* [Short exercise]:
Each line of the material below should be reproduced exactly.
=-=-=-=-=
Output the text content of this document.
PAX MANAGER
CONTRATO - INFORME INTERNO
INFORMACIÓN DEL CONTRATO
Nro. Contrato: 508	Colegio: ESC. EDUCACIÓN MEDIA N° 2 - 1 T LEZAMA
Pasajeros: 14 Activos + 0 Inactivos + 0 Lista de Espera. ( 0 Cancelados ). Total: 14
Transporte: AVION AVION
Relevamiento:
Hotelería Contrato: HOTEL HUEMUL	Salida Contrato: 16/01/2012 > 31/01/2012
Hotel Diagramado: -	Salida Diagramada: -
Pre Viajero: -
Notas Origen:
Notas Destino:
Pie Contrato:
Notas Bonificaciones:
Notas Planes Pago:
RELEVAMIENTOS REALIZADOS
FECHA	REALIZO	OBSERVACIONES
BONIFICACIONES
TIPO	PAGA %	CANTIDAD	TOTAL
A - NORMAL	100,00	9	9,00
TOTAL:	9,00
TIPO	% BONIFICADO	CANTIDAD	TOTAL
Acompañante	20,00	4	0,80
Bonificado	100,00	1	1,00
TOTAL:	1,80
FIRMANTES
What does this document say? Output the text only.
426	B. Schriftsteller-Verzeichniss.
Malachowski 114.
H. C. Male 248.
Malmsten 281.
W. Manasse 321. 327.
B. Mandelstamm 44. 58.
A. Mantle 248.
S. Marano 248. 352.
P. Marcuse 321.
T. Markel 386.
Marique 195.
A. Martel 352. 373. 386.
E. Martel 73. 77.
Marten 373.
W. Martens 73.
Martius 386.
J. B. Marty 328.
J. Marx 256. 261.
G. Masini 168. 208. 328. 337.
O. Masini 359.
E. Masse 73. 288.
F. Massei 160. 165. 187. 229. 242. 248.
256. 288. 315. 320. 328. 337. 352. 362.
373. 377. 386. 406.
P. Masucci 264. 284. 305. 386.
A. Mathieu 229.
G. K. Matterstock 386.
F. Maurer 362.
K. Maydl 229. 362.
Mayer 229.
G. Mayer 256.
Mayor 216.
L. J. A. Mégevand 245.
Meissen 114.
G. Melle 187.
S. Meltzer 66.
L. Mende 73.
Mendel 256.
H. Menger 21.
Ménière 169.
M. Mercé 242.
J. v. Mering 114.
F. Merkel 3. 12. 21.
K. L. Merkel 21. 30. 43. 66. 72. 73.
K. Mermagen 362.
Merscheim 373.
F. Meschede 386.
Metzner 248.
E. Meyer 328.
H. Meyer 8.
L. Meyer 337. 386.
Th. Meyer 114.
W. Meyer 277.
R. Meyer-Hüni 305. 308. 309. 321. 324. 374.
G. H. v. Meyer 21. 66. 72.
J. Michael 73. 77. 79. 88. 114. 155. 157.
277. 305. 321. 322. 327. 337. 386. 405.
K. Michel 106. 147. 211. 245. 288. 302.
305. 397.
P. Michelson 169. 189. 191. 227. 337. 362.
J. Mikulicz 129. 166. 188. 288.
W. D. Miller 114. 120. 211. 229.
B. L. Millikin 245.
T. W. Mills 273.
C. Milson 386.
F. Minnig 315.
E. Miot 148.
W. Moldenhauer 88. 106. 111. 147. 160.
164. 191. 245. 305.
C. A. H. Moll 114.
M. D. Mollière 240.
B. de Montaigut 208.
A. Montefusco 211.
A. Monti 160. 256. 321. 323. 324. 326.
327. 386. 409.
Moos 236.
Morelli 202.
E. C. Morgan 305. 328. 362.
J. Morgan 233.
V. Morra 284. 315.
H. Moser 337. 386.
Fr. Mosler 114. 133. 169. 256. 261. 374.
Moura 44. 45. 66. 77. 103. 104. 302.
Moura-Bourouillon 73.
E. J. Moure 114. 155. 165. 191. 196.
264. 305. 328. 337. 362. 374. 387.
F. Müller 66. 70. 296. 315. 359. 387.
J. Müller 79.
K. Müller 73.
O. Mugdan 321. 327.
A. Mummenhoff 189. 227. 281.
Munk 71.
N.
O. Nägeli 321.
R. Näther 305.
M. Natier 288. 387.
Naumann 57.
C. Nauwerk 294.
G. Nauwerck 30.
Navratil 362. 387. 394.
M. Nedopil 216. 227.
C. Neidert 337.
=-=-=-=-=
* [Reply to the task]:
Output the text content of this document.
PAX MANAGER
CONTRATO - INFORME INTERNO
INFORMACIÓN DEL CONTRATO
Nro. Contrato: 508	Colegio: ESC. EDUCACIÓN MEDIA N° 2 - 1 T LEZAMA
Pasajeros: 14 Activos + 0 Inactivos + 0 Lista de Espera. ( 0 Cancelados ). Total: 14
Transporte: AVION AVION
Relevamiento:
Hotelería Contrato: HOTEL HUEMUL	Salida Contrato: 16/01/2012 > 31/01/2012
Hotel Diagramado: -	Salida Diagramada: -
Pre Viajero: -
Notas Origen:
Notas Destino:
Pie Contrato:
Notas Bonificaciones:
Notas Planes Pago:
RELEVAMIENTOS REALIZADOS
FECHA	REALIZO	OBSERVACIONES
BONIFICACIONES
TIPO	PAGA %	CANTIDAD	TOTAL
A - NORMAL	100,00	9	9,00
TOTAL:	9,00
TIPO	% BONIFICADO	CANTIDAD	TOTAL
Acompañante	20,00	4	0,80
Bonificado	100,00	1	1,00
TOTAL:	1,80
FIRMANTES
What does this document say? Output the text only.
426	B. Schriftsteller-Verzeichniss.
Malachowski 114.
H. C. Male 248.
Malmsten 281.
W. Manasse 321. 327.
B. Mandelstamm 44. 58.
A. Mantle 248.
S. Marano 248. 352.
P. Marcuse 321.
T. Markel 386.
Marique 195.
A. Martel 352. 373. 386.
E. Martel 73. 77.
Marten 373.
W. Martens 73.
Martius 386.
J. B. Marty 328.
J. Marx 256. 261.
G. Masini 168. 208. 328. 337.
O. Masini 359.
E. Masse 73. 288.
F. Massei 160. 165. 187. 229. 242. 248.
256. 288. 315. 320. 328. 337. 352. 362.
373. 377. 386. 406.
P. Masucci 264. 284. 305. 386.
A. Mathieu 229.
G. K. Matterstock 386.
F. Maurer 362.
K. Maydl 229. 362.
Mayer 229.
G. Mayer 256.
Mayor 216.
L. J. A. Mégevand 245.
Meissen 114.
G. Melle 187.
S. Meltzer 66.
L. Mende 73.
Mendel 256.
H. Menger 21.
Ménière 169.
M. Mercé 242.
J. v. Mering 114.
F. Merkel 3. 12. 21.
K. L. Merkel 21. 30. 43. 66. 72. 73.
K. Mermagen 362.
Merscheim 373.
F. Meschede 386.
Metzner 248.
E. Meyer 328.
H. Meyer 8.
L. Meyer 337. 386.
Th. Meyer 114.
W. Meyer 277.
R. Meyer-Hüni 305. 308. 309. 321. 324. 374.
G. H. v. Meyer 21. 66. 72.
J. Michael 73. 77. 79. 88. 114. 155. 157.
277. 305. 321. 322. 327. 337. 386. 405.
K. Michel 106. 147. 211. 245. 288. 302.
305. 397.
P. Michelson 169. 189. 191. 227. 337. 362.
J. Mikulicz 129. 166. 188. 288.
W. D. Miller 114. 120. 211. 229.
B. L. Millikin 245.
T. W. Mills 273.
C. Milson 386.
F. Minnig 315.
E. Miot 148.
W. Moldenhauer 88. 106. 111. 147. 160.
164. 191. 245. 305.
C. A. H. Moll 114.
M. D. Mollière 240.
B. de Montaigut 208.
A. Montefusco 211.
A. Monti 160. 256. 321. 323. 324. 326.
327. 386. 409.
Moos 236.
Morelli 202.
E. C. Morgan 305. 328. 362.
J. Morgan 233.
V. Morra 284. 315.
H. Moser 337. 386.
Fr. Mosler 114. 133. 169. 256. 261. 374.
Moura 44. 45. 66. 77. 103. 104. 302.
Moura-Bourouillon 73.
E. J. Moure 114. 155. 165. 191. 196.
264. 305. 328. 337. 362. 374. 387.
F. Müller 66. 70. 296. 315. 359. 387.
J. Müller 79.
K. Müller 73.
O. Mugdan 321. 327.
A. Mummenhoff 189. 227. 281.
Munk 71.
N.
O. Nägeli 321.
R. Näther 305.
M. Natier 288. 387.
Naumann 57.
C. Nauwerk 294.
G. Nauwerck 30.
Navratil 362. 387. 394.
M. Nedopil 216. 227.
C. Neidert 337.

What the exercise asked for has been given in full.